## What this task involves
Every entry below must be repeated exactly; skip the pictures.

## Records for the exercise

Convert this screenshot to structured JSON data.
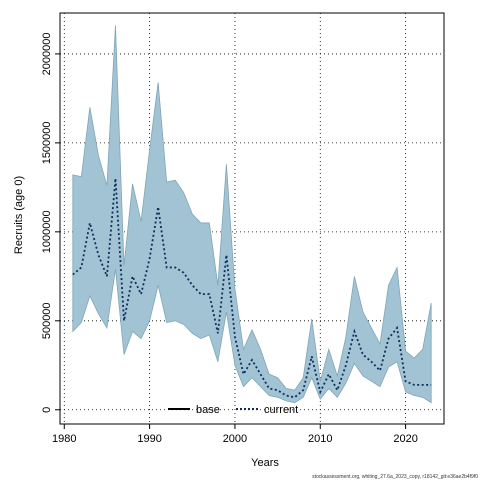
{
  "chart_data": {
    "type": "line",
    "title": "",
    "xlabel": "Years",
    "ylabel": "Recruits (age 0)",
    "xlim": [
      1979.5,
      2024.5
    ],
    "ylim": [
      -80000,
      2230000
    ],
    "xticks": [
      1980,
      1990,
      2000,
      2010,
      2020
    ],
    "xtick_labels": [
      "1980",
      "1990",
      "2000",
      "2010",
      "2020"
    ],
    "yticks": [
      0,
      500000,
      1000000,
      1500000,
      2000000
    ],
    "ytick_labels": [
      "0",
      "500000",
      "1000000",
      "1500000",
      "2000000"
    ],
    "grid": "dotted",
    "legend": {
      "placement": "bottom-center",
      "entries": [
        {
          "label": "base",
          "style": "solid",
          "color": "#000000"
        },
        {
          "label": "current",
          "style": "dotted",
          "color": "#0b2f5a"
        }
      ]
    },
    "band_color": "#a2c3d3",
    "band_edge_color": "#7fa6b8",
    "x": [
      1981,
      1982,
      1983,
      1984,
      1985,
      1986,
      1987,
      1988,
      1989,
      1990,
      1991,
      1992,
      1993,
      1994,
      1995,
      1996,
      1997,
      1998,
      1999,
      2000,
      2001,
      2002,
      2003,
      2004,
      2005,
      2006,
      2007,
      2008,
      2009,
      2010,
      2011,
      2012,
      2013,
      2014,
      2015,
      2016,
      2017,
      2018,
      2019,
      2020,
      2021,
      2022,
      2023
    ],
    "series": [
      {
        "name": "current",
        "style": "dotted",
        "values": [
          760000,
          800000,
          1050000,
          870000,
          750000,
          1300000,
          500000,
          750000,
          650000,
          850000,
          1140000,
          800000,
          800000,
          770000,
          700000,
          650000,
          650000,
          430000,
          870000,
          410000,
          200000,
          280000,
          200000,
          120000,
          110000,
          80000,
          70000,
          110000,
          300000,
          100000,
          200000,
          110000,
          250000,
          440000,
          310000,
          270000,
          220000,
          400000,
          460000,
          160000,
          140000,
          140000,
          140000
        ]
      },
      {
        "name": "base",
        "style": "solid",
        "values": [
          760000,
          800000,
          1050000,
          870000,
          750000,
          1300000,
          500000,
          750000,
          650000,
          850000,
          1140000,
          800000,
          800000,
          770000,
          700000,
          650000,
          650000,
          430000,
          870000,
          410000,
          200000,
          280000,
          200000,
          120000,
          110000,
          80000,
          70000,
          110000,
          300000,
          100000,
          200000,
          110000,
          250000,
          440000,
          310000,
          270000,
          220000,
          400000,
          460000,
          160000,
          140000,
          140000,
          140000
        ]
      }
    ],
    "band_upper": [
      1320000,
      1310000,
      1700000,
      1430000,
      1260000,
      2160000,
      810000,
      1270000,
      1060000,
      1460000,
      1840000,
      1280000,
      1290000,
      1220000,
      1100000,
      1050000,
      1050000,
      700000,
      1380000,
      680000,
      340000,
      450000,
      340000,
      200000,
      180000,
      120000,
      110000,
      180000,
      510000,
      160000,
      340000,
      190000,
      410000,
      750000,
      550000,
      460000,
      370000,
      700000,
      800000,
      330000,
      290000,
      340000,
      600000
    ],
    "band_lower": [
      440000,
      490000,
      640000,
      540000,
      460000,
      790000,
      310000,
      440000,
      400000,
      500000,
      700000,
      490000,
      500000,
      480000,
      430000,
      400000,
      420000,
      270000,
      550000,
      250000,
      130000,
      180000,
      130000,
      80000,
      70000,
      50000,
      40000,
      70000,
      180000,
      60000,
      120000,
      70000,
      150000,
      260000,
      190000,
      160000,
      130000,
      240000,
      270000,
      100000,
      80000,
      70000,
      40000
    ]
  },
  "footnote": "stockassessment.org, whiting_27.6a_2023_copy, r18142_git:e36ae2b4f9f0"
}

## Exercise output
Convert this screenshot to structured JSON data.
{
  "chart_data": {
    "type": "line",
    "title": "",
    "xlabel": "Years",
    "ylabel": "Recruits (age 0)",
    "xlim": [
      1979.5,
      2024.5
    ],
    "ylim": [
      -80000,
      2230000
    ],
    "xticks": [
      1980,
      1990,
      2000,
      2010,
      2020
    ],
    "xtick_labels": [
      "1980",
      "1990",
      "2000",
      "2010",
      "2020"
    ],
    "yticks": [
      0,
      500000,
      1000000,
      1500000,
      2000000
    ],
    "ytick_labels": [
      "0",
      "500000",
      "1000000",
      "1500000",
      "2000000"
    ],
    "grid": "dotted",
    "legend": {
      "placement": "bottom-center",
      "entries": [
        {
          "label": "base",
          "style": "solid",
          "color": "#000000"
        },
        {
          "label": "current",
          "style": "dotted",
          "color": "#0b2f5a"
        }
      ]
    },
    "band_color": "#a2c3d3",
    "band_edge_color": "#7fa6b8",
    "x": [
      1981,
      1982,
      1983,
      1984,
      1985,
      1986,
      1987,
      1988,
      1989,
      1990,
      1991,
      1992,
      1993,
      1994,
      1995,
      1996,
      1997,
      1998,
      1999,
      2000,
      2001,
      2002,
      2003,
      2004,
      2005,
      2006,
      2007,
      2008,
      2009,
      2010,
      2011,
      2012,
      2013,
      2014,
      2015,
      2016,
      2017,
      2018,
      2019,
      2020,
      2021,
      2022,
      2023
    ],
    "series": [
      {
        "name": "current",
        "style": "dotted",
        "values": [
          760000,
          800000,
          1050000,
          870000,
          750000,
          1300000,
          500000,
          750000,
          650000,
          850000,
          1140000,
          800000,
          800000,
          770000,
          700000,
          650000,
          650000,
          430000,
          870000,
          410000,
          200000,
          280000,
          200000,
          120000,
          110000,
          80000,
          70000,
          110000,
          300000,
          100000,
          200000,
          110000,
          250000,
          440000,
          310000,
          270000,
          220000,
          400000,
          460000,
          160000,
          140000,
          140000,
          140000
        ]
      },
      {
        "name": "base",
        "style": "solid",
        "values": [
          760000,
          800000,
          1050000,
          870000,
          750000,
          1300000,
          500000,
          750000,
          650000,
          850000,
          1140000,
          800000,
          800000,
          770000,
          700000,
          650000,
          650000,
          430000,
          870000,
          410000,
          200000,
          280000,
          200000,
          120000,
          110000,
          80000,
          70000,
          110000,
          300000,
          100000,
          200000,
          110000,
          250000,
          440000,
          310000,
          270000,
          220000,
          400000,
          460000,
          160000,
          140000,
          140000,
          140000
        ]
      }
    ],
    "band_upper": [
      1320000,
      1310000,
      1700000,
      1430000,
      1260000,
      2160000,
      810000,
      1270000,
      1060000,
      1460000,
      1840000,
      1280000,
      1290000,
      1220000,
      1100000,
      1050000,
      1050000,
      700000,
      1380000,
      680000,
      340000,
      450000,
      340000,
      200000,
      180000,
      120000,
      110000,
      180000,
      510000,
      160000,
      340000,
      190000,
      410000,
      750000,
      550000,
      460000,
      370000,
      700000,
      800000,
      330000,
      290000,
      340000,
      600000
    ],
    "band_lower": [
      440000,
      490000,
      640000,
      540000,
      460000,
      790000,
      310000,
      440000,
      400000,
      500000,
      700000,
      490000,
      500000,
      480000,
      430000,
      400000,
      420000,
      270000,
      550000,
      250000,
      130000,
      180000,
      130000,
      80000,
      70000,
      50000,
      40000,
      70000,
      180000,
      60000,
      120000,
      70000,
      150000,
      260000,
      190000,
      160000,
      130000,
      240000,
      270000,
      100000,
      80000,
      70000,
      40000
    ]
  },
  "footnote": "stockassessment.org, whiting_27.6a_2023_copy, r18142_git:e36ae2b4f9f0"
}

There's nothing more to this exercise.